** start of Available data **

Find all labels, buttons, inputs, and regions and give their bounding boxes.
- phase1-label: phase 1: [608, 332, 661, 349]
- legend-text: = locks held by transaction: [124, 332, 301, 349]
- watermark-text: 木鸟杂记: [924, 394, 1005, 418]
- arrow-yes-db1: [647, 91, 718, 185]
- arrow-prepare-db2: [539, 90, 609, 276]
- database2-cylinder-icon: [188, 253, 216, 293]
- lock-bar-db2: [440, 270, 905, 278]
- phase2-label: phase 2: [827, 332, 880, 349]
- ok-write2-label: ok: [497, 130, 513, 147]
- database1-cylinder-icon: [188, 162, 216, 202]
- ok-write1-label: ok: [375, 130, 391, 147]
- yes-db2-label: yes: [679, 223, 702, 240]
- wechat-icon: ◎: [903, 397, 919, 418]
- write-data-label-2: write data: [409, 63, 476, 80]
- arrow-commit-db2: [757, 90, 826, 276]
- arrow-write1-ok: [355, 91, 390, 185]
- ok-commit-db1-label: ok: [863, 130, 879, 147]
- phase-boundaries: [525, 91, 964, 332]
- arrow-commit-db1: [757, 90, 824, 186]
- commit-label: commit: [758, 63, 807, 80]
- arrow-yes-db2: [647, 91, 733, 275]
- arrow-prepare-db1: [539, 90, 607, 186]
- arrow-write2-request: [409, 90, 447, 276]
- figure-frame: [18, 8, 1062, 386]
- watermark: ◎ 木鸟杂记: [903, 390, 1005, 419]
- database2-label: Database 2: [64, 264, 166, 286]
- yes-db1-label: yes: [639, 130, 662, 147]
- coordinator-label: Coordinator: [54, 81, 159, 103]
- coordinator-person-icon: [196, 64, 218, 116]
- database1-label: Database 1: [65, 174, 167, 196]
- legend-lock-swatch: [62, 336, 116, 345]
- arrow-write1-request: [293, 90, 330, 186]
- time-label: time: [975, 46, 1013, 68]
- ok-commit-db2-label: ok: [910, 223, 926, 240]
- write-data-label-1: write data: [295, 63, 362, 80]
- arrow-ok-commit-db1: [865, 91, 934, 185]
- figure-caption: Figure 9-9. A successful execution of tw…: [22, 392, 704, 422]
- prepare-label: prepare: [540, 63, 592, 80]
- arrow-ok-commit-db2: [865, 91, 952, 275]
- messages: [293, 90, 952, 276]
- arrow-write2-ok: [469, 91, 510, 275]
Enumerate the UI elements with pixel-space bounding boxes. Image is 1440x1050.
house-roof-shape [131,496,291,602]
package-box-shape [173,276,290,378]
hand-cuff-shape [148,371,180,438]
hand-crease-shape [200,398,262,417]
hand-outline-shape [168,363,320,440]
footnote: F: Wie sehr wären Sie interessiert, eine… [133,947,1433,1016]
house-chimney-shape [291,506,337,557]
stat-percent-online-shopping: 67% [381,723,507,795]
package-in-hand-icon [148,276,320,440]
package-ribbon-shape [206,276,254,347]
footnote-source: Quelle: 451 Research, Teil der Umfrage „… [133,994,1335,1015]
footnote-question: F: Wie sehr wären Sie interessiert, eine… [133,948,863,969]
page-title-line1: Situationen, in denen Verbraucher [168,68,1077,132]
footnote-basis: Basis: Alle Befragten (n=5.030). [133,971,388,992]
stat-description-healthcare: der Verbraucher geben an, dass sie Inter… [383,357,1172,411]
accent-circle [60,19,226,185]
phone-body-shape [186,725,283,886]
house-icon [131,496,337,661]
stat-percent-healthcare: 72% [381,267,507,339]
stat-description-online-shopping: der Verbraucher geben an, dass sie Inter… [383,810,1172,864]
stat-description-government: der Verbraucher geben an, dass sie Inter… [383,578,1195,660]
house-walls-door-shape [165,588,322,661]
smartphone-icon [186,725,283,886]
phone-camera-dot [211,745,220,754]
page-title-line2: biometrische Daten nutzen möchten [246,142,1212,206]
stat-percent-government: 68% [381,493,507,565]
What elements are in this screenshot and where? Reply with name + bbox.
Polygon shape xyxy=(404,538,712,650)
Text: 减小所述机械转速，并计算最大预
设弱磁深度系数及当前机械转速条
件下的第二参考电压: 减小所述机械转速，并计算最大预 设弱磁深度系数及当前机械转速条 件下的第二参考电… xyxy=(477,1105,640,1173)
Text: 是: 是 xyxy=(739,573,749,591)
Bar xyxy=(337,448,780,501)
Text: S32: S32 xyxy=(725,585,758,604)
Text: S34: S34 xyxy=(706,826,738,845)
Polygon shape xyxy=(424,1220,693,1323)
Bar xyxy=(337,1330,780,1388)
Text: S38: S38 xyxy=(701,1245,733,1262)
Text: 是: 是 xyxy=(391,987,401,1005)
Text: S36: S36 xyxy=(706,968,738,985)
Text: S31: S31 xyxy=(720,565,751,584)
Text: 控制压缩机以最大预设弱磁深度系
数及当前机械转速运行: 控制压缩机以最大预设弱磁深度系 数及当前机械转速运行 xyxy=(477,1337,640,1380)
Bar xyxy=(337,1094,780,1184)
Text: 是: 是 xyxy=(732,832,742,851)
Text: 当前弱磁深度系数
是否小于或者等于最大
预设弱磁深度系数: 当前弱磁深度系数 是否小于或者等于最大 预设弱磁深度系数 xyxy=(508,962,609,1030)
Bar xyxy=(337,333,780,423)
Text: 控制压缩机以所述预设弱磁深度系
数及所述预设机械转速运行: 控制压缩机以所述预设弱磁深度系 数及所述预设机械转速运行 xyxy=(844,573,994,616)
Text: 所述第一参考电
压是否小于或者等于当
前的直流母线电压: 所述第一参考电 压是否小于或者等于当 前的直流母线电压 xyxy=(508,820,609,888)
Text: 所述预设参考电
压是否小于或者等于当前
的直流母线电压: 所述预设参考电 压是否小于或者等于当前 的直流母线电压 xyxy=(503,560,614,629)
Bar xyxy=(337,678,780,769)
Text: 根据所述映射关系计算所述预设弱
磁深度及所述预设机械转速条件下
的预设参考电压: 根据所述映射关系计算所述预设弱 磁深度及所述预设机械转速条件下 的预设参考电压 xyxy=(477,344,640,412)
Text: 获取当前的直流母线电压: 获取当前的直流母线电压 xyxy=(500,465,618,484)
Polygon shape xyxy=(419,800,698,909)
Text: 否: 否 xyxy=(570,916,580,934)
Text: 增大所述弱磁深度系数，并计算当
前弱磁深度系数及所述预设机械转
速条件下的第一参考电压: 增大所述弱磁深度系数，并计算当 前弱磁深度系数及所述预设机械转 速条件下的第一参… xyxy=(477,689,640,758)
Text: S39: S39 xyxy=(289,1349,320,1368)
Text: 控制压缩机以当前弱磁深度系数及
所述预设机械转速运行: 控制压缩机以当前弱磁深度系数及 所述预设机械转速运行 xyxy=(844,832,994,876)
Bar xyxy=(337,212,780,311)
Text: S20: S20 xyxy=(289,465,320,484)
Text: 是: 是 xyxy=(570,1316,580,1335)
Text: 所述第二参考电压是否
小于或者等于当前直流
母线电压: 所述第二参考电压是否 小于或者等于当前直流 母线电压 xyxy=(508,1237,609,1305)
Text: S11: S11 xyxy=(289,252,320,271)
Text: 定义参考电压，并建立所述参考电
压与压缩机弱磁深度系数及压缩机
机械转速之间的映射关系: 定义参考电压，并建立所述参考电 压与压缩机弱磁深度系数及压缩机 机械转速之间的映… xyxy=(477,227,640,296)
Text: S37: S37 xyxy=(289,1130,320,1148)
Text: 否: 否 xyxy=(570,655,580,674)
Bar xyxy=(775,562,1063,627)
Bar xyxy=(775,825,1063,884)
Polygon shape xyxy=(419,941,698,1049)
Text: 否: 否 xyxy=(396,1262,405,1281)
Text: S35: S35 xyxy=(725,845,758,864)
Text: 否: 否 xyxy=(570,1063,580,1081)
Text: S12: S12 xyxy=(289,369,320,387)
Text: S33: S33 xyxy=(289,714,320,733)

** end of Available data **

Stated goal: Extract, word for word, the lines running from the start of the records through the line that holds "- phase-boundaries: [525, 91, 964, 332]", with both of those lines included.

Reply:
Find all labels, buttons, inputs, and regions and give their bounding boxes.
- phase1-label: phase 1: [608, 332, 661, 349]
- legend-text: = locks held by transaction: [124, 332, 301, 349]
- watermark-text: 木鸟杂记: [924, 394, 1005, 418]
- arrow-yes-db1: [647, 91, 718, 185]
- arrow-prepare-db2: [539, 90, 609, 276]
- database2-cylinder-icon: [188, 253, 216, 293]
- lock-bar-db2: [440, 270, 905, 278]
- phase2-label: phase 2: [827, 332, 880, 349]
- ok-write2-label: ok: [497, 130, 513, 147]
- database1-cylinder-icon: [188, 162, 216, 202]
- ok-write1-label: ok: [375, 130, 391, 147]
- yes-db2-label: yes: [679, 223, 702, 240]
- wechat-icon: ◎: [903, 397, 919, 418]
- write-data-label-2: write data: [409, 63, 476, 80]
- arrow-commit-db2: [757, 90, 826, 276]
- arrow-write1-ok: [355, 91, 390, 185]
- ok-commit-db1-label: ok: [863, 130, 879, 147]
- phase-boundaries: [525, 91, 964, 332]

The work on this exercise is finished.